[Instructions for the task] Comb the records below for the string "this" and copy each line where it turns up.

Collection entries
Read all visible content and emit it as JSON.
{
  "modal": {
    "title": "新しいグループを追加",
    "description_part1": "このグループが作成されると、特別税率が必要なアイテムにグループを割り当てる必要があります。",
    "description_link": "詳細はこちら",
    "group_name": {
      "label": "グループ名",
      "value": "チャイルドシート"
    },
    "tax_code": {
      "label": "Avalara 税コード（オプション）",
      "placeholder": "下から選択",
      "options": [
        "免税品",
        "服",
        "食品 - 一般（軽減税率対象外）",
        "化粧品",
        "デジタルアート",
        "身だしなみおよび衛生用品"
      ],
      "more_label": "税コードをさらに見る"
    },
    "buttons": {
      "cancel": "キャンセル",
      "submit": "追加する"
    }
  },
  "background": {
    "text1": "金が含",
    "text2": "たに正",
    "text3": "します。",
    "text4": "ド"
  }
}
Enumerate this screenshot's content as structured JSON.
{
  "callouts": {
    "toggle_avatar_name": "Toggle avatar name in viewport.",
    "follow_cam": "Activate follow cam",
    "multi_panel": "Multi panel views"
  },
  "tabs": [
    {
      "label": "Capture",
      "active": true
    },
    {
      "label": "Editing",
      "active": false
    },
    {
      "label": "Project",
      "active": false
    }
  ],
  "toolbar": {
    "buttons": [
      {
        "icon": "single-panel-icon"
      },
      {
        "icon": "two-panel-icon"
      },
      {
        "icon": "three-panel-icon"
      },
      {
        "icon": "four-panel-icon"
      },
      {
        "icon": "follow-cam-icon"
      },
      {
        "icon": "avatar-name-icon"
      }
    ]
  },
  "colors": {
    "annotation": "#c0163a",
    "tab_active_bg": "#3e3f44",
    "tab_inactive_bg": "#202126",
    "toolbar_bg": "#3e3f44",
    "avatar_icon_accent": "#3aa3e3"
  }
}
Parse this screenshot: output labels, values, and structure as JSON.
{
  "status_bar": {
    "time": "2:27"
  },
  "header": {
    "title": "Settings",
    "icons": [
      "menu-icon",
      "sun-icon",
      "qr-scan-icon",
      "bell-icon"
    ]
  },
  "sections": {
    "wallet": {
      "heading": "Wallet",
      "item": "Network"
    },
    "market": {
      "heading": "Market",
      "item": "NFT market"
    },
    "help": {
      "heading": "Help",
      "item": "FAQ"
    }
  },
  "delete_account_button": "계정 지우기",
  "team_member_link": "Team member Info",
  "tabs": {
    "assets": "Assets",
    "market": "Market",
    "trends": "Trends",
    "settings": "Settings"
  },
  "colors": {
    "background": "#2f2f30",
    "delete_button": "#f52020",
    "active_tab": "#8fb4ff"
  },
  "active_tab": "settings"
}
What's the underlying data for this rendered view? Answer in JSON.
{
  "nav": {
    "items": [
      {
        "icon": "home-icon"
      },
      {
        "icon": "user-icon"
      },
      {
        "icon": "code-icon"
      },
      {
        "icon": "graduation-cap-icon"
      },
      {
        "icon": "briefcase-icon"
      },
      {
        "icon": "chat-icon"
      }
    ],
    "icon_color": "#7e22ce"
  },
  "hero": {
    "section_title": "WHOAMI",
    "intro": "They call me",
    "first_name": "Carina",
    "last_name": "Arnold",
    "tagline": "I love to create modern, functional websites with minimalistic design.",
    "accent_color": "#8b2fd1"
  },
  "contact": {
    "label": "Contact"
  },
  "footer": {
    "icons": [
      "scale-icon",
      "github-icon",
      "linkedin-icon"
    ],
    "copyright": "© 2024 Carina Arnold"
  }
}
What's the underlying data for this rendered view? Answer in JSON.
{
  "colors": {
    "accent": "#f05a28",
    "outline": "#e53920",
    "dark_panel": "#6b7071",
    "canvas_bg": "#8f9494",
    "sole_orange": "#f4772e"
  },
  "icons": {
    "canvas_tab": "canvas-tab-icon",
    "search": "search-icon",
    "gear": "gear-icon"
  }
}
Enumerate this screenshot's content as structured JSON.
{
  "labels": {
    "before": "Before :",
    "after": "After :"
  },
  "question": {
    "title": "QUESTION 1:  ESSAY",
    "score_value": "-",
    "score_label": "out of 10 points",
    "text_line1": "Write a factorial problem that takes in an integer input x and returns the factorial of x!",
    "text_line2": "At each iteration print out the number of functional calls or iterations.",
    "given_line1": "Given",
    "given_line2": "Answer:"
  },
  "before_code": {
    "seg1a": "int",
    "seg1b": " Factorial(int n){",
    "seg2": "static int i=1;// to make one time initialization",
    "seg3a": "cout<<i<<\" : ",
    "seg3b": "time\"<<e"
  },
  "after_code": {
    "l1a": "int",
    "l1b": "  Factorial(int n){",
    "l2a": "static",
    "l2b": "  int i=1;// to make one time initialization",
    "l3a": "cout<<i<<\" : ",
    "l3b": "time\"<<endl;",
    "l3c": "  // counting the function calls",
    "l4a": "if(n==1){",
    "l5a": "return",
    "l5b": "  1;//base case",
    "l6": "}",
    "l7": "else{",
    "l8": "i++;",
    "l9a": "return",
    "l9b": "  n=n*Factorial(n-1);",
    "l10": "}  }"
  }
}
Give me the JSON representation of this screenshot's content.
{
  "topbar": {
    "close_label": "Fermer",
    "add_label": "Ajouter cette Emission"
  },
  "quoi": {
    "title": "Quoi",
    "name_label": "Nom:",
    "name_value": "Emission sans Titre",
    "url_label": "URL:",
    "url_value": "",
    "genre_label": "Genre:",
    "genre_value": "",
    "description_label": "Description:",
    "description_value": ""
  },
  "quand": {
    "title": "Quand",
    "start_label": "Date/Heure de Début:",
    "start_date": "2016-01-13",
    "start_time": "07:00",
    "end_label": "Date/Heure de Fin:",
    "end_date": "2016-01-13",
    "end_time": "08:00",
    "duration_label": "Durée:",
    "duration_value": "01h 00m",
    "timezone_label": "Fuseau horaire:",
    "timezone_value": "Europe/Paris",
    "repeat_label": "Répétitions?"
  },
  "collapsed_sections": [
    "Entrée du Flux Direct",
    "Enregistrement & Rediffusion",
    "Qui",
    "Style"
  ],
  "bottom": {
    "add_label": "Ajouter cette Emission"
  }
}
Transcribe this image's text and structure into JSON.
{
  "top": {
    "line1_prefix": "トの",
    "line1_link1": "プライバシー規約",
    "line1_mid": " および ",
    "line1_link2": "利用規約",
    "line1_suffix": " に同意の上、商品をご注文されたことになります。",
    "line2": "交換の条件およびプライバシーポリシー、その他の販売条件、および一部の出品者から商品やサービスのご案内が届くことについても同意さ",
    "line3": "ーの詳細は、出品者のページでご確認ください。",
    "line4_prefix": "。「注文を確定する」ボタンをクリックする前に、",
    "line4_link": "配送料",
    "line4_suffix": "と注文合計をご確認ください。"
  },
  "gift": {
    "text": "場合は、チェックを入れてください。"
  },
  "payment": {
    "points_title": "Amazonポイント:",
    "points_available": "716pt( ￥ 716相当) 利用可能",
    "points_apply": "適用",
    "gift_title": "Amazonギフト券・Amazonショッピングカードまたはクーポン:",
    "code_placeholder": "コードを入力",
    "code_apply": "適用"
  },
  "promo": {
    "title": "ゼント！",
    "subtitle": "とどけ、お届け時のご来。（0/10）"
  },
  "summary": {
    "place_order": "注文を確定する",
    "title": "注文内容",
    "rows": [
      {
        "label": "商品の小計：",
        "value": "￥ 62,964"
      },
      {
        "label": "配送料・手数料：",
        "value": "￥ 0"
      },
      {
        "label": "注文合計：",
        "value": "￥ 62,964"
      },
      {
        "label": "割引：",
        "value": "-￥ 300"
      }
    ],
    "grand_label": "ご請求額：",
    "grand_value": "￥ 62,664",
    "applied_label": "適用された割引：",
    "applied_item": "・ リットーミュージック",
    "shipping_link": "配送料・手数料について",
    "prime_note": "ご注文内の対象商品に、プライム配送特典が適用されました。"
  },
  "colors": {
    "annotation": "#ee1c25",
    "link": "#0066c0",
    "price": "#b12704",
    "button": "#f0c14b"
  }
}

[Exercise solution]
Enumerate this screenshot's content as structured JSON.
Parse this screenshot: output labels, values, and structure as JSON.
What's the underlying data for this rendered view? Answer in JSON.
What's the underlying data for this rendered view? Answer in JSON.
Enumerate this screenshot's content as structured JSON.
Give me the JSON representation of this screenshot's content.
Transcribe this image's text and structure into JSON.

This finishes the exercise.